> **Your instructions**
Collect each line of the records containing the string "Union".
------
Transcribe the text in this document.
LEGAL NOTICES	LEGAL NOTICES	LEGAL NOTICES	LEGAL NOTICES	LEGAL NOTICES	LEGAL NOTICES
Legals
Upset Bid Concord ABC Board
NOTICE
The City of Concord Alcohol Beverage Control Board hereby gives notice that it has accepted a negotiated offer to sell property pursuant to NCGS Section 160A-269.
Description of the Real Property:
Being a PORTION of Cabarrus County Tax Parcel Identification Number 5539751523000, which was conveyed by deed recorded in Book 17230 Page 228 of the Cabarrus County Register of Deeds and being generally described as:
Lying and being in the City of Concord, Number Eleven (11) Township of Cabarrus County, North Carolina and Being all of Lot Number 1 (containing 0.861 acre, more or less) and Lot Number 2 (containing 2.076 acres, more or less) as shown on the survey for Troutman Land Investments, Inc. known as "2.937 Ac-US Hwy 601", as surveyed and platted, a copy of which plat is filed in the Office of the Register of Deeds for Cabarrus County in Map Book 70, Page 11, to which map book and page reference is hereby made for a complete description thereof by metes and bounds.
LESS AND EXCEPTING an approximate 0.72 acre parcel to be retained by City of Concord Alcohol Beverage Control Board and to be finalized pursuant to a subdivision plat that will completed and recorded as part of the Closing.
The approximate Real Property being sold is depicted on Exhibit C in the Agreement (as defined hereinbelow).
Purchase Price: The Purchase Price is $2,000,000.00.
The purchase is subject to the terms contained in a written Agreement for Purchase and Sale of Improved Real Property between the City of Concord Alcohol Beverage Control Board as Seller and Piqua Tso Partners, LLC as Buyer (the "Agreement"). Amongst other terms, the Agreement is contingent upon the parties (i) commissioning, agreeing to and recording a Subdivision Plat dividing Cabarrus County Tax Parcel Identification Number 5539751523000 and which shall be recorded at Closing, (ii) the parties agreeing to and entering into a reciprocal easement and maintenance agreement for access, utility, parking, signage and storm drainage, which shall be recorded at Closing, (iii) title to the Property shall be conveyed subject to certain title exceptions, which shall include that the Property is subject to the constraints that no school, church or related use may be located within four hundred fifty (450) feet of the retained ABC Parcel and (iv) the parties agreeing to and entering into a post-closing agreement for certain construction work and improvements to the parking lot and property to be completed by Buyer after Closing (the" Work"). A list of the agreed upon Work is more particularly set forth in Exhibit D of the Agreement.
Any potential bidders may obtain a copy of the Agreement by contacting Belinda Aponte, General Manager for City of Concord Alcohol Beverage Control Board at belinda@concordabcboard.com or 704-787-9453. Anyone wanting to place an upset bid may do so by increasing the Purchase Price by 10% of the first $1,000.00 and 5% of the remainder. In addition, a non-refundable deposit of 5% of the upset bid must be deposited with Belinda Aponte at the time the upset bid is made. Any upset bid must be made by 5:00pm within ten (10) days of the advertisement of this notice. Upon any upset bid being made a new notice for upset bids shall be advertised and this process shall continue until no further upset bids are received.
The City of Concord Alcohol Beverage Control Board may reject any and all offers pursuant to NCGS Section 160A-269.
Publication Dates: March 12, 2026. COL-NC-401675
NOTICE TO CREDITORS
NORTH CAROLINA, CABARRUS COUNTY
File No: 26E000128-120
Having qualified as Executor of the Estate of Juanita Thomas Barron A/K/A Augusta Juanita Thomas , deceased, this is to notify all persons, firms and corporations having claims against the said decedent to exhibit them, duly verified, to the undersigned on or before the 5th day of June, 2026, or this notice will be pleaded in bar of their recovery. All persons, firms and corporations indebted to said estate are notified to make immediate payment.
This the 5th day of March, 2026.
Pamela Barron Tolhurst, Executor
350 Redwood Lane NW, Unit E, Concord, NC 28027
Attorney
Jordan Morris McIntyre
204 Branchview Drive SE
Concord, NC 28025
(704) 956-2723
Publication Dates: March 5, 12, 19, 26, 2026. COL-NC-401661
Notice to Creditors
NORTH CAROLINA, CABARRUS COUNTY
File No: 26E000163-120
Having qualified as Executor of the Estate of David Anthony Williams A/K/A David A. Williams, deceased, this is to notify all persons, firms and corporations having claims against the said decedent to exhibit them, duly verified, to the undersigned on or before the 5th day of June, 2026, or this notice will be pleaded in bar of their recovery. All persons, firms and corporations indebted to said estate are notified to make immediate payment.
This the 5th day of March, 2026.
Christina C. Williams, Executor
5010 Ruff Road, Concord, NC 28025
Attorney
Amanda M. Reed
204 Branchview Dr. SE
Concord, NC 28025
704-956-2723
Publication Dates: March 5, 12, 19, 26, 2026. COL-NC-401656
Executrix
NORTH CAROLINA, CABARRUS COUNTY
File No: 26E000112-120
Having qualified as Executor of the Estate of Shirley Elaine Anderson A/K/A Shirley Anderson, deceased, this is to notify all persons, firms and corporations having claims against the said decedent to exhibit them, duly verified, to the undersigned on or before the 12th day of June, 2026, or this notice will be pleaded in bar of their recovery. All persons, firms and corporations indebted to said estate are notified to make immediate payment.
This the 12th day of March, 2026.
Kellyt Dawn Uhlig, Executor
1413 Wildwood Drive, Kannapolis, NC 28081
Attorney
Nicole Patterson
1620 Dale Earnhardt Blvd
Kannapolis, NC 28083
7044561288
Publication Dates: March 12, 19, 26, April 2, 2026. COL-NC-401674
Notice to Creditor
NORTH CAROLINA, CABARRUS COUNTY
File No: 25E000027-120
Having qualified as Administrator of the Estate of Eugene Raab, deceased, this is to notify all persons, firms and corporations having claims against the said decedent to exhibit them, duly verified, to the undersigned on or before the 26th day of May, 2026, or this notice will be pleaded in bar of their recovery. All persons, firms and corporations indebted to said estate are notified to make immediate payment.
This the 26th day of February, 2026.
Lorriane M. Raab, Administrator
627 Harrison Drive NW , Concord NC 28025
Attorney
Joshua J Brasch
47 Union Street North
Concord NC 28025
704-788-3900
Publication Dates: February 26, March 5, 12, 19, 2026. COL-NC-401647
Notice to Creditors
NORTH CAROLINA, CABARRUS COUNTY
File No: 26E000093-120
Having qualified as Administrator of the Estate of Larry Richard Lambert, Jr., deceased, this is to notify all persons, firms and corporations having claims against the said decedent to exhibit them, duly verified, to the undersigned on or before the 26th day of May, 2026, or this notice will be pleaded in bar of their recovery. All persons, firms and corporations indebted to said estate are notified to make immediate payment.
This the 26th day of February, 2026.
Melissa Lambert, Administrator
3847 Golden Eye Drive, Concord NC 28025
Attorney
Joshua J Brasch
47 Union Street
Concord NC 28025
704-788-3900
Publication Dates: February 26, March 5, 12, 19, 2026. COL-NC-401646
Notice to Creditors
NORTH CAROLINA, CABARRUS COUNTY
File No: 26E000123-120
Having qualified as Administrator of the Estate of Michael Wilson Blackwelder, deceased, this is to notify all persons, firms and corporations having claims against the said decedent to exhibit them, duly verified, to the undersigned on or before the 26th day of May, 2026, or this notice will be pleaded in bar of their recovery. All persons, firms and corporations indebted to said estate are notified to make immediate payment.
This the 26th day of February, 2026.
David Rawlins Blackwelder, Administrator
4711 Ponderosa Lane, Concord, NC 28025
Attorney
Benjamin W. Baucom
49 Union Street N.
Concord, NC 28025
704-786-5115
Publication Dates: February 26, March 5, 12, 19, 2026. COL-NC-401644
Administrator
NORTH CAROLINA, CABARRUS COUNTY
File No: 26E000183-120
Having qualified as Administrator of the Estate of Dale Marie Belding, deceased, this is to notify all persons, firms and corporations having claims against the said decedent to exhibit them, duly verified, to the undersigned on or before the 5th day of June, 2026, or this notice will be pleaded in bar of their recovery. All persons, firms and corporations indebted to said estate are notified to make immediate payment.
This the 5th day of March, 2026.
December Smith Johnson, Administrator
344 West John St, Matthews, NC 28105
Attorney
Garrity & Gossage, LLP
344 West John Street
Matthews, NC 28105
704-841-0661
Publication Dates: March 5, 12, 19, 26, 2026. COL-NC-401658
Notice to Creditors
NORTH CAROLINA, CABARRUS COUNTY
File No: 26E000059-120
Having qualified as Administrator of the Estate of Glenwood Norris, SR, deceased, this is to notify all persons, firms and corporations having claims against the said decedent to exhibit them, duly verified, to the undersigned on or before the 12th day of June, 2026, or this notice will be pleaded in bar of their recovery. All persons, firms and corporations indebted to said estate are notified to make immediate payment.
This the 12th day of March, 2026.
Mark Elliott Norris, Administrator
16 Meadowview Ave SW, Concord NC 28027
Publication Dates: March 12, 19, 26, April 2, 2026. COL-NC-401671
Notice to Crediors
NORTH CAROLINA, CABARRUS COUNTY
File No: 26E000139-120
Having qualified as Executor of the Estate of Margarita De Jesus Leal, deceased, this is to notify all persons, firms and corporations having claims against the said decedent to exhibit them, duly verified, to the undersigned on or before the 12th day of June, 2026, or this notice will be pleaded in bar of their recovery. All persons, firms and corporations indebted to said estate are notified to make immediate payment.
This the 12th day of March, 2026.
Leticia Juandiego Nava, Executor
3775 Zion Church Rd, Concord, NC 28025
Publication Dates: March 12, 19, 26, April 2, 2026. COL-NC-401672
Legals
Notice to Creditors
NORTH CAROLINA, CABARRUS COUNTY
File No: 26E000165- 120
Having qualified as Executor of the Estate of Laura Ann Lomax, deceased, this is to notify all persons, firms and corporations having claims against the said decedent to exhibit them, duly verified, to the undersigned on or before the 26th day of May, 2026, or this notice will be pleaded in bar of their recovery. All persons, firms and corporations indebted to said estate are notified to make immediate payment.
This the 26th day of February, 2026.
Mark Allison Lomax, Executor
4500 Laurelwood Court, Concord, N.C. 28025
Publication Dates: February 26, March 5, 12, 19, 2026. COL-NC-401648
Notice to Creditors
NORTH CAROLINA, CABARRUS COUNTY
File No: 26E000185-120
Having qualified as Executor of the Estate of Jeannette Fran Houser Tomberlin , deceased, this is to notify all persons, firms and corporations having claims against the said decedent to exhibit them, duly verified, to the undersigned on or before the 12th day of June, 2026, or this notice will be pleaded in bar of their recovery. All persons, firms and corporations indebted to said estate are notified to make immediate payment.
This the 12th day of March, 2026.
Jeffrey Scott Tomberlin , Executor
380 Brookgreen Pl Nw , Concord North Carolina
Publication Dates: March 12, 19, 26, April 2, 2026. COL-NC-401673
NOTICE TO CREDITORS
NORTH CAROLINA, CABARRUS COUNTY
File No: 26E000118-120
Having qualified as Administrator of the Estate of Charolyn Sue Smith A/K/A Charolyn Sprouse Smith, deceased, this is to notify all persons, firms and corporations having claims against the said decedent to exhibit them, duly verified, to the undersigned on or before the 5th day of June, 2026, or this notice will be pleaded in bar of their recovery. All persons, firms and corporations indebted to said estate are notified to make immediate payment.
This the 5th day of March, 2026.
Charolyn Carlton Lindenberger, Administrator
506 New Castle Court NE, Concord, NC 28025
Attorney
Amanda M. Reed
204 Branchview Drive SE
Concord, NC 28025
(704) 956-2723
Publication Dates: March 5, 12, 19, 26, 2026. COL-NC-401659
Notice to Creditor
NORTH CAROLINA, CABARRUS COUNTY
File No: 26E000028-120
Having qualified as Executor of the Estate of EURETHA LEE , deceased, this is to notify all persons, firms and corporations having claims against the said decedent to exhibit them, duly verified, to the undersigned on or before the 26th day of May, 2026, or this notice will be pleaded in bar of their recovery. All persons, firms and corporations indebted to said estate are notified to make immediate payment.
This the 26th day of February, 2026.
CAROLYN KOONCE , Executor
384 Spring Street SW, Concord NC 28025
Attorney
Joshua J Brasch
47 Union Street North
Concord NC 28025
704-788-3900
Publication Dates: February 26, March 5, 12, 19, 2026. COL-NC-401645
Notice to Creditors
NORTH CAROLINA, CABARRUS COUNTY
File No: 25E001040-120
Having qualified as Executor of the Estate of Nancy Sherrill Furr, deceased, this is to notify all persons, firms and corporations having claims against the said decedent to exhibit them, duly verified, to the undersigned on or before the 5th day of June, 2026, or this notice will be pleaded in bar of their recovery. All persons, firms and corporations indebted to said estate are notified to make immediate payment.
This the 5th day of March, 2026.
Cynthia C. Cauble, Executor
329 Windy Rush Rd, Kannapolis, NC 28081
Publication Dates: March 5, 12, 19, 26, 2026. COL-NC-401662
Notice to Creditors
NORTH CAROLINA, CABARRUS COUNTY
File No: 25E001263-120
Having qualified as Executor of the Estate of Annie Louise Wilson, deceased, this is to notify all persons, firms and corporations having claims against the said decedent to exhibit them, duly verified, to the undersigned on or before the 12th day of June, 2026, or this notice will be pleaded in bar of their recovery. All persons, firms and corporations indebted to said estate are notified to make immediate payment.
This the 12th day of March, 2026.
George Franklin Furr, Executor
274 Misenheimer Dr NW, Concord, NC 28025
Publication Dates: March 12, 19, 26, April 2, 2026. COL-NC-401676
------
> **Task result**
47 Union Street North
47 Union Street
49 Union Street N.
47 Union Street North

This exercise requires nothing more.